» **EXTRACT TO READ**
——

NOTE: I normally use bash, but even in sh/tcsh/csh you shouldn*'*t just have a >.  I believe you should have a %. *Y*ou get a > when you enter a \ or a ' before pressing enter, meaning the shell is expecting the rest of a string.  if you have a > try typing ; and pressing enter.  See if anything changes, if not check the PS1 variable by typing `echo $PS1`

Firstly you may want to choose a shell.  Normally people go with bash.  Assuming you installed the ports collection, do the following: 
(AS ROOT)
[cmd=]#cd /usr/ports/shells/bash[/cmd]
[cmd=]#make install clean[/cmd]

After installing bash you need to set it to be used.  Change to your preferred user and run the following
`# chsh -s /usr/local/bin/bash`

Check your work by checking the /etc/passwd file
`#cat /etc/passwd | less`
Your shell should be listed at the end.

——

» **INFORMATION GIVEN**

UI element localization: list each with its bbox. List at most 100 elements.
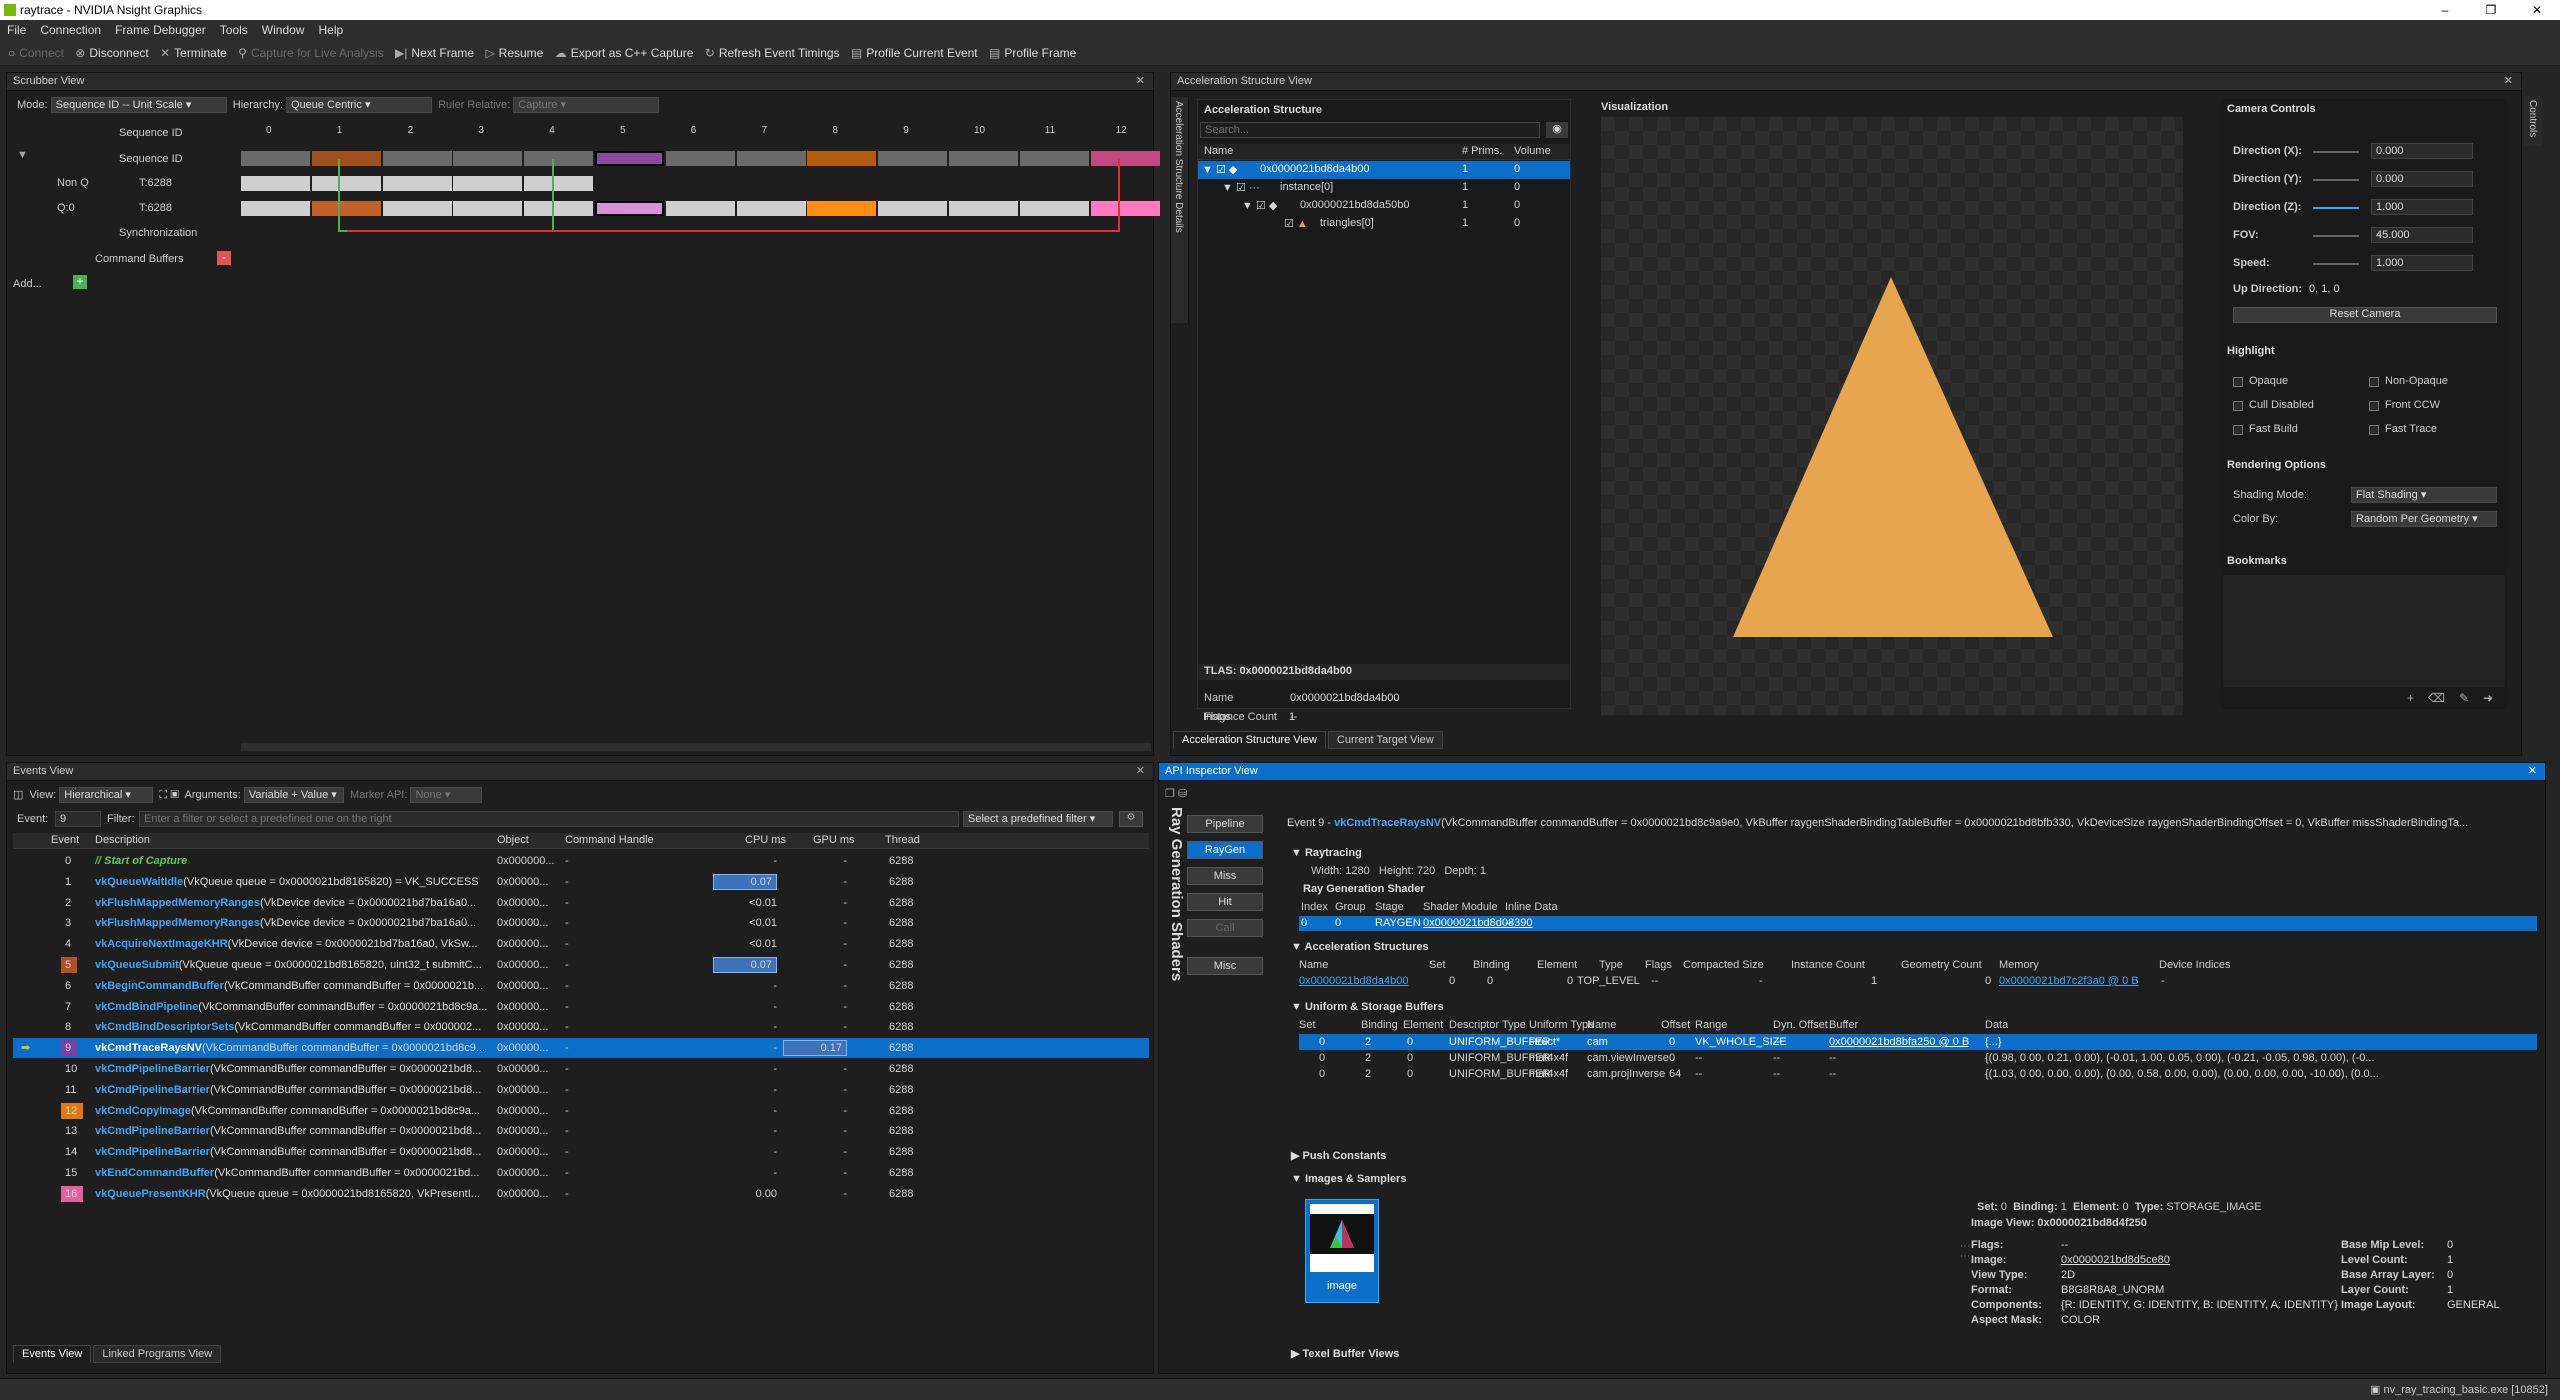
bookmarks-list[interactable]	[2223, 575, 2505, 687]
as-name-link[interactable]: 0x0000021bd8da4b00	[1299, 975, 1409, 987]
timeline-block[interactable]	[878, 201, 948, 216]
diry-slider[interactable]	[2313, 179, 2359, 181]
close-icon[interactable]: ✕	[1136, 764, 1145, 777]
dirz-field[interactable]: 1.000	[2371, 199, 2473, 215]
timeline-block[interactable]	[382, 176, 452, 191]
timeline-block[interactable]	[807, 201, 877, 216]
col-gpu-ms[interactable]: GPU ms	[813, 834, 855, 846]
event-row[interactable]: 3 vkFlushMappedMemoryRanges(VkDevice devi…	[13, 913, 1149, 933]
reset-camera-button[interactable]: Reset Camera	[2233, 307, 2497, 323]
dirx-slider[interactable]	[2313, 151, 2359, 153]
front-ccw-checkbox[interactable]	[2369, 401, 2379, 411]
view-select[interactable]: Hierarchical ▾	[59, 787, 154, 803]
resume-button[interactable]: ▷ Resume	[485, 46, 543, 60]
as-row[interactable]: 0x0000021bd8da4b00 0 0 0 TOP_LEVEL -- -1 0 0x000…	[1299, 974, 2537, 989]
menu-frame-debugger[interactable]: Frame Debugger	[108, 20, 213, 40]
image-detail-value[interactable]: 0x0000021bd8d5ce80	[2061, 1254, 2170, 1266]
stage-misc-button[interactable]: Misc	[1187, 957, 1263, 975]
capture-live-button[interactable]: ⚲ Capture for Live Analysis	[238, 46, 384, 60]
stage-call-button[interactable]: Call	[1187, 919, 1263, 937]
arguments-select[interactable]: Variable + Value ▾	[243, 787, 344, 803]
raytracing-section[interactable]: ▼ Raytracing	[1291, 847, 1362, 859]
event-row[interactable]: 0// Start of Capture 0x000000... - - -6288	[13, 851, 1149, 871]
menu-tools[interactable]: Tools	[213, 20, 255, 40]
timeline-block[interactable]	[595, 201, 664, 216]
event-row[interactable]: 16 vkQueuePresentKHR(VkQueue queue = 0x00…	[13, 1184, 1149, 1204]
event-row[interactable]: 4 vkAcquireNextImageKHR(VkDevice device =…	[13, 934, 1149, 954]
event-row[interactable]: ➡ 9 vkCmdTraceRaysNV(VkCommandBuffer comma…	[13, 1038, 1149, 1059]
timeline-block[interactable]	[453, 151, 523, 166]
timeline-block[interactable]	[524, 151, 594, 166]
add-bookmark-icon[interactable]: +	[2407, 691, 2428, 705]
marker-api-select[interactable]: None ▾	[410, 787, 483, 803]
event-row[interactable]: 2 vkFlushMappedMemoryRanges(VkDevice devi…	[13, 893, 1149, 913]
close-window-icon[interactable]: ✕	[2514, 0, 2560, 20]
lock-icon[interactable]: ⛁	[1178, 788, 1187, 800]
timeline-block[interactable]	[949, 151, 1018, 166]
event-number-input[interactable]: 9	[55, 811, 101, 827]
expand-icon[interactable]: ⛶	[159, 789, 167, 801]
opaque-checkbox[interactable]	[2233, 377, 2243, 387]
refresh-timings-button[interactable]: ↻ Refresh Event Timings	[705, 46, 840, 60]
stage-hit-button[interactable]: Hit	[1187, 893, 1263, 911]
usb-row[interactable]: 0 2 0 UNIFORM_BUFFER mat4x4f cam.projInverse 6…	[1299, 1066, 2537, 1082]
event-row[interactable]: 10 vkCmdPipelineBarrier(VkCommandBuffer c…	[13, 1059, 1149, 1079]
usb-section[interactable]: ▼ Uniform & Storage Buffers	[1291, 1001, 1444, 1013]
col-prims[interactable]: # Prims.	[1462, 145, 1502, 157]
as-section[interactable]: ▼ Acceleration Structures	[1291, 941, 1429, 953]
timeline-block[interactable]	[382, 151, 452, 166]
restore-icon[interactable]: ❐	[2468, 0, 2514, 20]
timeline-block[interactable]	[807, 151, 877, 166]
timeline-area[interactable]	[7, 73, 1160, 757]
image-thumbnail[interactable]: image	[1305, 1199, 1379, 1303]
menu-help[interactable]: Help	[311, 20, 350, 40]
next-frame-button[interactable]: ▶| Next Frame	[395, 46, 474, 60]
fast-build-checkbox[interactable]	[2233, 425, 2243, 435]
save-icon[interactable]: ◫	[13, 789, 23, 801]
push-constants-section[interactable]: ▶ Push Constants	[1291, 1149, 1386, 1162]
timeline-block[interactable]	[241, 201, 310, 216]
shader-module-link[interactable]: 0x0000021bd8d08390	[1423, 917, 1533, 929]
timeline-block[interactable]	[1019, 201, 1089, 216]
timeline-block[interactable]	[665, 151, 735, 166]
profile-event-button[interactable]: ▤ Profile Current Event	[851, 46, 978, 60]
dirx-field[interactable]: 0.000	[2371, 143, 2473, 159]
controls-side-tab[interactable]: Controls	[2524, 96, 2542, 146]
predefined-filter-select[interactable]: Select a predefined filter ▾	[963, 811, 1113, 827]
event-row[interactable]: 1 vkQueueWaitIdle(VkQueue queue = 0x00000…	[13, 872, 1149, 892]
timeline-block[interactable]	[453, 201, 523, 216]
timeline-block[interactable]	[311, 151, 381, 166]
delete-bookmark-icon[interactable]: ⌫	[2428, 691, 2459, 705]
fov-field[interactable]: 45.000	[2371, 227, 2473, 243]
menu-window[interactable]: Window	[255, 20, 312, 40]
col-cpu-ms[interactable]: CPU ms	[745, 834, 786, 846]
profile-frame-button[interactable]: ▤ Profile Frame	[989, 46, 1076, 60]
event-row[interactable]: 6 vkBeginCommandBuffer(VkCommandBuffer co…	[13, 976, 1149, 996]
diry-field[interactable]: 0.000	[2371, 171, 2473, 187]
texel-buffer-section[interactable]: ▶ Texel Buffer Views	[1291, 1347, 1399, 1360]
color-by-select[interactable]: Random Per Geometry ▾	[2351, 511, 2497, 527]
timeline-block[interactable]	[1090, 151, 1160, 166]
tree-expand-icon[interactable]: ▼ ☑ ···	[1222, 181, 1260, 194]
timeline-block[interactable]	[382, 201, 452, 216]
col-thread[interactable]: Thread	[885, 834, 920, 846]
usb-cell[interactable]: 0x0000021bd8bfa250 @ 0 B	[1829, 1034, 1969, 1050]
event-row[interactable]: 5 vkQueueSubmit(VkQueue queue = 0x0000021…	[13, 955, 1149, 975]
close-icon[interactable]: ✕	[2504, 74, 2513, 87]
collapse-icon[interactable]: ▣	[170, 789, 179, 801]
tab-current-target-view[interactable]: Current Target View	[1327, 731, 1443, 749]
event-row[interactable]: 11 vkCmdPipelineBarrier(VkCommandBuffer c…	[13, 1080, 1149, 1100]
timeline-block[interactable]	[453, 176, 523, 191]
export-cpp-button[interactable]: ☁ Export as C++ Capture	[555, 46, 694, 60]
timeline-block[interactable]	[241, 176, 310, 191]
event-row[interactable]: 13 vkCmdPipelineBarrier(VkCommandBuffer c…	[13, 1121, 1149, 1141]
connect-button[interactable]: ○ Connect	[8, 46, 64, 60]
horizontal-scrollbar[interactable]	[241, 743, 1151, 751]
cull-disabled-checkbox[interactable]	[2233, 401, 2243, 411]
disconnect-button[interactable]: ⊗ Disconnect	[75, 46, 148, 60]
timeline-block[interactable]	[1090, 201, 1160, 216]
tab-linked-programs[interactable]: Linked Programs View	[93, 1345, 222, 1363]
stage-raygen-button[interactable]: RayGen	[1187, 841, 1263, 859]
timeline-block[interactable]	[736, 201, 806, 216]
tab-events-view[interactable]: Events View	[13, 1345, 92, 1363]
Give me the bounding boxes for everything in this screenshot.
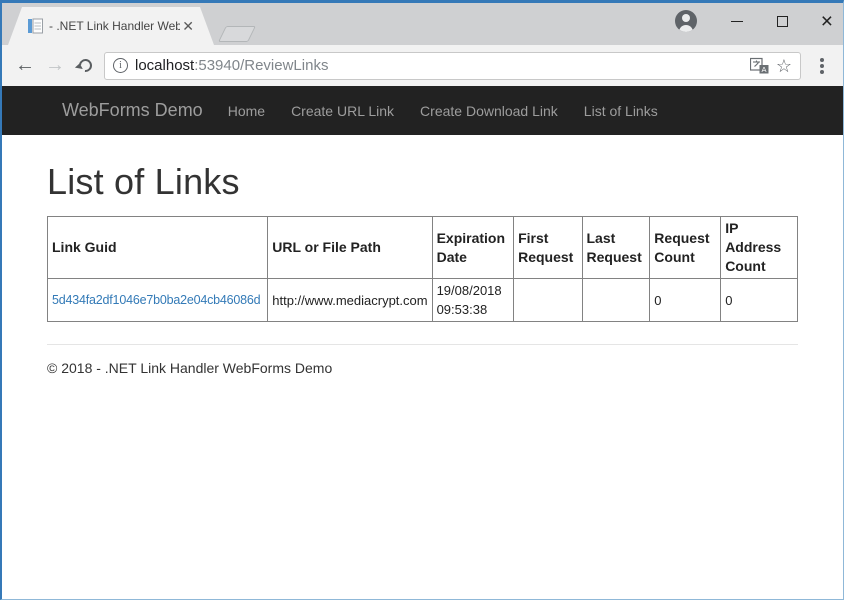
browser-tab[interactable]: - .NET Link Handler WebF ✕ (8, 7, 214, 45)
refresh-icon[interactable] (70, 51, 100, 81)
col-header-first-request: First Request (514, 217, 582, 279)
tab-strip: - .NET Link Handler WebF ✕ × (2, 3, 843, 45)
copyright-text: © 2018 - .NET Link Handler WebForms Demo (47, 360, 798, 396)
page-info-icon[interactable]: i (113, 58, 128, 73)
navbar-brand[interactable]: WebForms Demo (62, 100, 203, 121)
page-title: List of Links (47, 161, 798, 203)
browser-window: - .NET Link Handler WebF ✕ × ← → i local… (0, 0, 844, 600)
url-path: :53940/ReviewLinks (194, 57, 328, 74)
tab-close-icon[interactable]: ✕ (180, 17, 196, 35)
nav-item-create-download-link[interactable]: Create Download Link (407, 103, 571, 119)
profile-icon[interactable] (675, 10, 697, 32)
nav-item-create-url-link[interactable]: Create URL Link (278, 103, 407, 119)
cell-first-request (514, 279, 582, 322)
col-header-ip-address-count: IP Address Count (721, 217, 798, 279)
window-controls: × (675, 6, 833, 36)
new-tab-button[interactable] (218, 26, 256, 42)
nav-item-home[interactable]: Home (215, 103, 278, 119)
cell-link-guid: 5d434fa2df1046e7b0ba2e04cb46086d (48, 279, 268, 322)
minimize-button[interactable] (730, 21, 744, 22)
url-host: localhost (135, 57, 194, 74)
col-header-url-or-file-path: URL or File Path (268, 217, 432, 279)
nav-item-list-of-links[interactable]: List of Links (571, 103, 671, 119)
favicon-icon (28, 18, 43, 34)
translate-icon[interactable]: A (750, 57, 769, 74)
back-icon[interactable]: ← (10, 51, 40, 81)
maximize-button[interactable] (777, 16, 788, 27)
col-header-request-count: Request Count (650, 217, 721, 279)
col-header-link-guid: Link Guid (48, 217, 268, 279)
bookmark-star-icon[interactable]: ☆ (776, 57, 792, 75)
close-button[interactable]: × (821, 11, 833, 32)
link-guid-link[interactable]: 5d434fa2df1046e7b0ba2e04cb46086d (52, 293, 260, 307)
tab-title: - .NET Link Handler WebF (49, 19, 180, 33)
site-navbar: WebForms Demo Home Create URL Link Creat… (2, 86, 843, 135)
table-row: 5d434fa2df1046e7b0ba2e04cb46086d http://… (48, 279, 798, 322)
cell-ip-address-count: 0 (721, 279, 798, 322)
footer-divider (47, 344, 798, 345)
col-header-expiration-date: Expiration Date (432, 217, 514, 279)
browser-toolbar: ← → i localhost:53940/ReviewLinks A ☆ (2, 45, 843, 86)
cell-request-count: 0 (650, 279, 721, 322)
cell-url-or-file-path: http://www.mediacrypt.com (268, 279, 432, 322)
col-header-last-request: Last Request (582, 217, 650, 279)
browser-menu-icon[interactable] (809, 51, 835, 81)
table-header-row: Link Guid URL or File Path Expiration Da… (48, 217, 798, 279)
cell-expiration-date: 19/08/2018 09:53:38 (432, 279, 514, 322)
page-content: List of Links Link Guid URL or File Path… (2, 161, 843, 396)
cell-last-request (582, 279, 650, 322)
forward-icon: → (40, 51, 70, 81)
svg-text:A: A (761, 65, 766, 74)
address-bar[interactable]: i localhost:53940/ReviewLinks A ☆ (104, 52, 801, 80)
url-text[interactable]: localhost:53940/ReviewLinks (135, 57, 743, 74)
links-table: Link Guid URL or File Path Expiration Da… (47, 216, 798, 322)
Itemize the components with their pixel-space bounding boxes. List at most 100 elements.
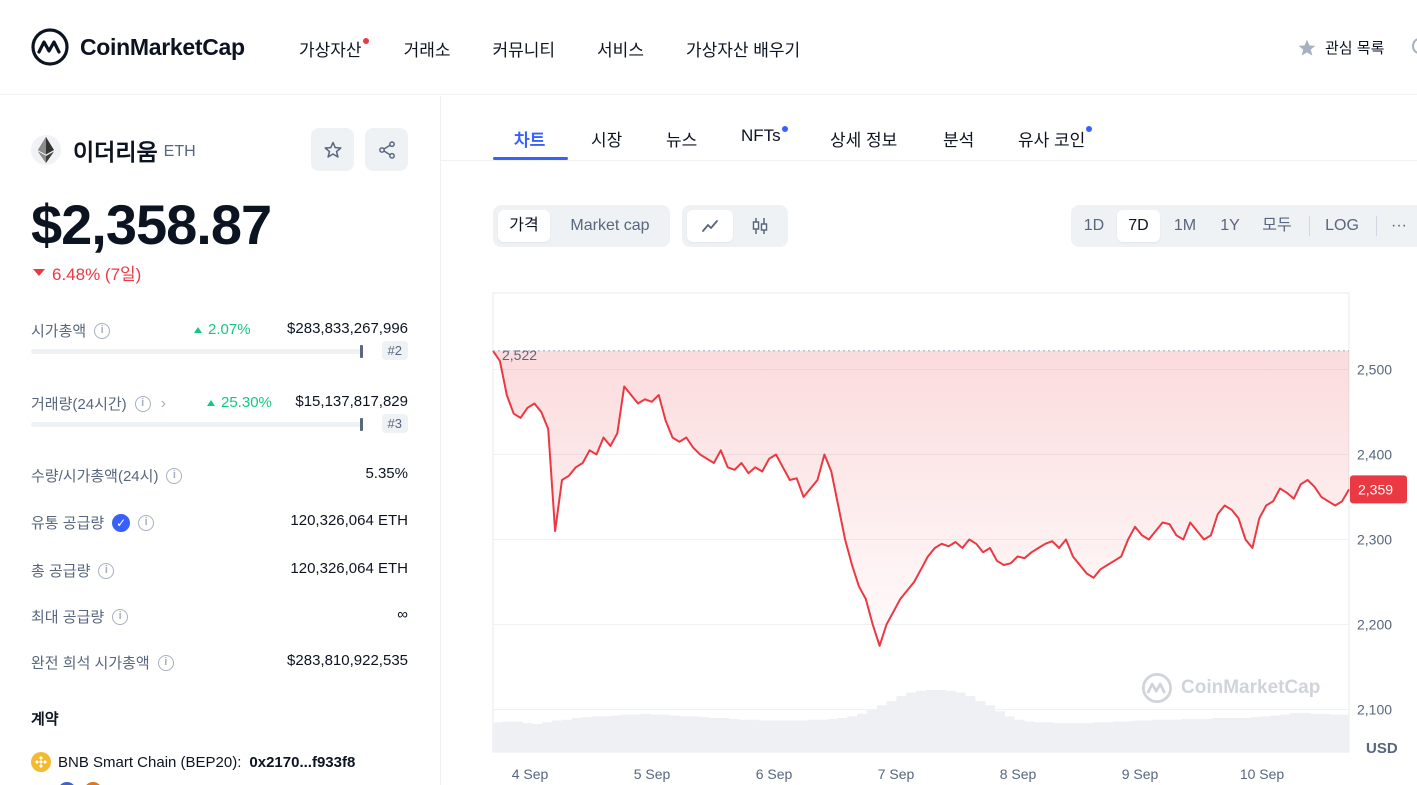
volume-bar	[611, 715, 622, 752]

——

» **TASK**
Please copy the passage of the post about setting up bash word for word, starting at "Firstly you may" and ending at "at the end.".

» **ANSWER FOR THIS EXERCISE**
Firstly you may want to choose a shell.  Normally people go with bash.  Assuming you installed the ports collection, do the following: 
(AS ROOT)
[cmd=]#cd /usr/ports/shells/bash[/cmd]
[cmd=]#make install clean[/cmd]

After installing bash you need to set it to be used.  Change to your preferred user and run the following
`# chsh -s /usr/local/bin/bash`

Check your work by checking the /etc/passwd file
`#cat /etc/passwd | less`
Your shell should be listed at the end.